What you are asked to do: Report each line of the data that includes the word "провязать".

### Extracted records ###

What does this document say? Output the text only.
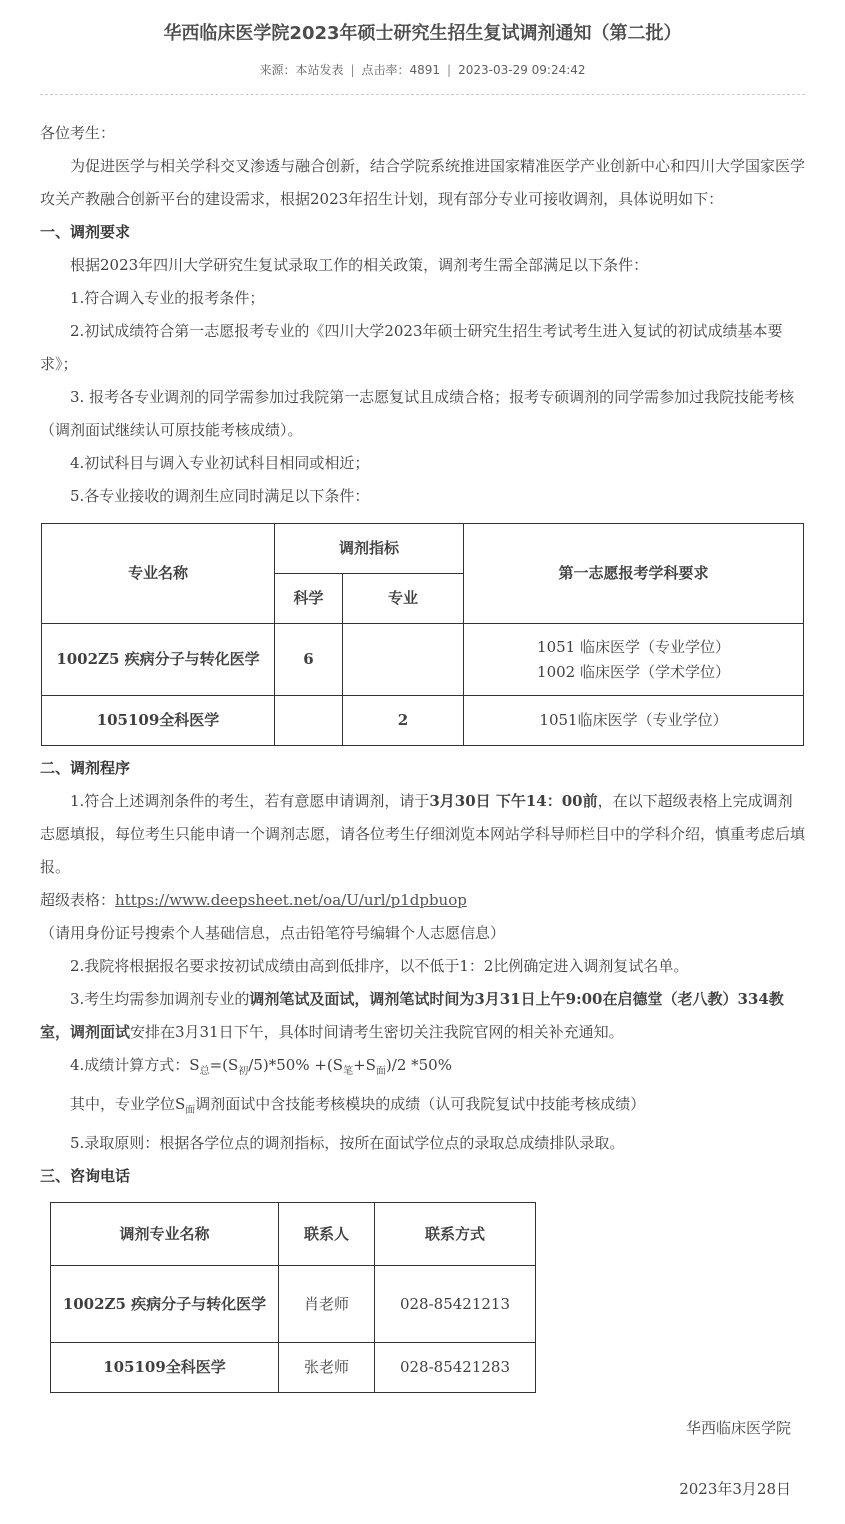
华西临床医学院2023年硕士研究生招生复试调剂通知（第二批）
来源：本站发表 | 点击率：4891 | 2023-03-29 09:24:42

各位考生：

为促进医学与相关学科交叉渗透与融合创新，结合学院系统推进国家精准医学产业创新中心和四川大学国家医学攻关产教融合创新平台的建设需求，根据2023年招生计划，现有部分专业可接收调剂，具体说明如下：

一、调剂要求

根据2023年四川大学研究生复试录取工作的相关政策，调剂考生需全部满足以下条件：

1.符合调入专业的报考条件；

2.初试成绩符合第一志愿报考专业的《四川大学2023年硕士研究生招生考试考生进入复试的初试成绩基本要求》；

3. 报考各专业调剂的同学需参加过我院第一志愿复试且成绩合格；报考专硕调剂的同学需参加过我院技能考核（调剂面试继续认可原技能考核成绩）。

4.初试科目与调入专业初试科目相同或相近；

5.各专业接收的调剂生应同时满足以下条件：

专业名称	调剂指标		第一志愿报考学科要求
	科学	专业	
1002Z5 疾病分子与转化医学	6		1051 临床医学（专业学位）
1002 临床医学（学术学位）

105109全科医学		2	1051临床医学（专业学位）
二、调剂程序

1.符合上述调剂条件的考生，若有意愿申请调剂，请于3月30日 下午14：00前，在以下超级表格上完成调剂志愿填报，每位考生只能申请一个调剂志愿，请各位考生仔细浏览本网站学科导师栏目中的学科介绍，慎重考虑后填报。

超级表格：https://www.deepsheet.net/oa/U/url/p1dpbuop

（请用身份证号搜索个人基础信息，点击铅笔符号编辑个人志愿信息）

2.我院将根据报名要求按初试成绩由高到低排序，以不低于1：2比例确定进入调剂复试名单。

3.考生均需参加调剂专业的调剂笔试及面试，调剂笔试时间为3月31日上午9:00在启德堂（老八教）334教室，调剂面试安排在3月31日下午，具体时间请考生密切关注我院官网的相关补充通知。

4.成绩计算方式：$S_总=(S_初/5)*50\% +(S_笔+S_面)/2$ *50%

其中，专业学位$S_面$调剂面试中含技能考核模块的成绩（认可我院复试中技能考核成绩）

5.录取原则：根据各学位点的调剂指标，按所在面试学位点的录取总成绩排队录取。

三、咨询电话
调剂专业名称	联系人	联系方式
1002Z5 疾病分子与转化医学	肖老师	028-85421213
105109全科医学	张老师	028-85421283

华西临床医学院

2023年3月28日
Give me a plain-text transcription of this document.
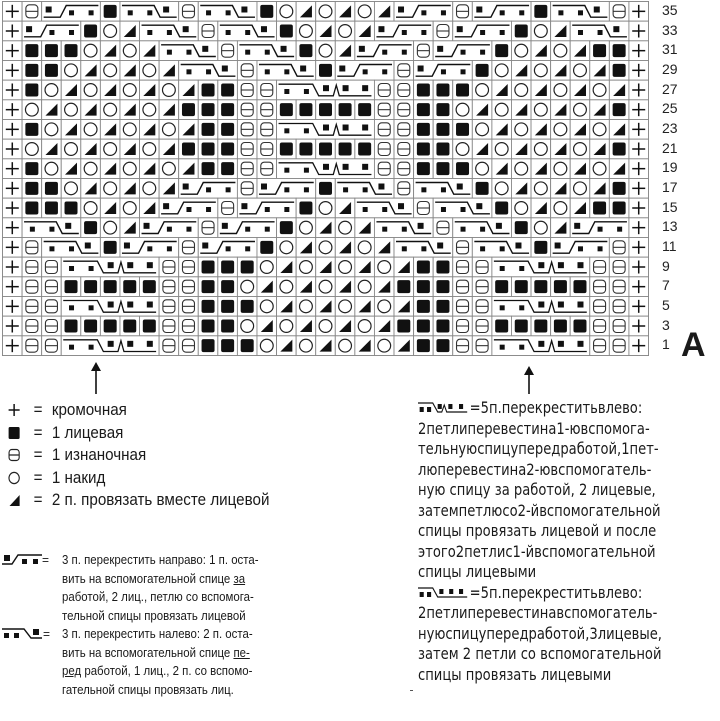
35
33
31
29
27
25
23
21
19
17
15
13
11
9
7
5
3
1 A
= кромочная
= 1 лицевая
= 1 изнаночная
= 1 накид
= 2 п. провязать вместе лицевой
= 3 п. перекрестить направо: 1 п. оста-
вить на вспомогательной спице за
работой, 2 лиц., петлю со вспомога-
тельной спицы провязать лицевой
= 3 п. перекрестить налево: 2 п. оста-
вить на вспомогательной спице пе-
ред работой, 1 лиц., 2 п. со вспомо-
гательной спицы провязать лиц.
= 5п.перекреститьвлево:
2петлиперевестина1-ювспомога-
тельнуюспицупередработой,1пет-
люперевестина2-ювспомогатель-
ную спицу за работой, 2 лицевые,
затемпетлюсо2-йвспомогательной
спицы провязать лицевой и после
этого2петлис1-йвспомогательной
спицы лицевыми
= 5п.перекреститьвлево:
2петлиперевестинавспомогатель-
нуюспицупередработой,3лицевые,
затем 2 петли со вспомогательной
спицы провязать лицевыми
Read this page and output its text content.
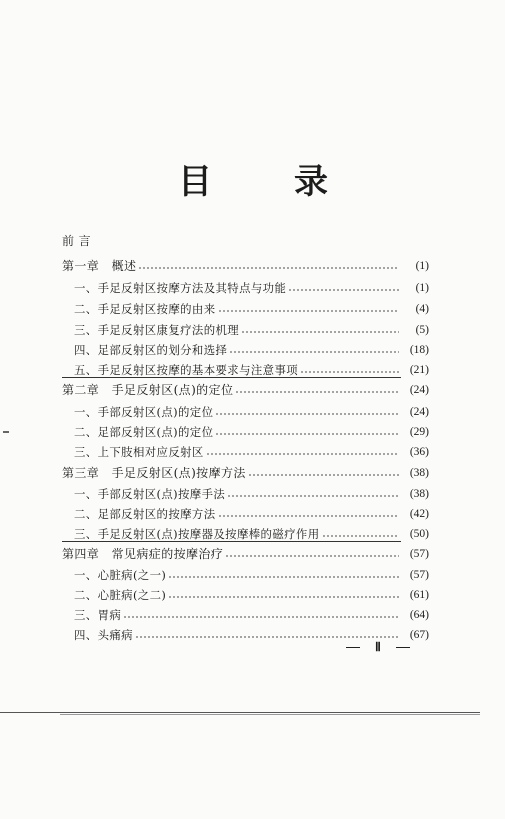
目 录
前 言
第一章　概述	(1)
一、手足反射区按摩方法及其特点与功能	(1)
二、手足反射区按摩的由来	(4)
三、手足反射区康复疗法的机理	(5)
四、足部反射区的划分和选择	(18)
五、手足反射区按摩的基本要求与注意事项	(21)
第二章　手足反射区(点)的定位	(24)
一、手部反射区(点)的定位	(24)
二、足部反射区(点)的定位	(29)
三、上下肢相对应反射区	(36)
第三章　手足反射区(点)按摩方法	(38)
一、手部反射区(点)按摩手法	(38)
二、足部反射区的按摩方法	(42)
三、手足反射区(点)按摩器及按摩棒的磁疗作用	(50)
第四章　常见病症的按摩治疗	(57)
一、心脏病(之一)	(57)
二、心脏病(之二)	(61)
三、胃病	(64)
四、头痛病	(67)
Ⅱ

###

Task output:
= 2 п. провязать вместе лицевой
тельной спицы провязать лицевой
гательной спицы провязать лиц.
спицы провязать лицевой и после
спицы провязать лицевыми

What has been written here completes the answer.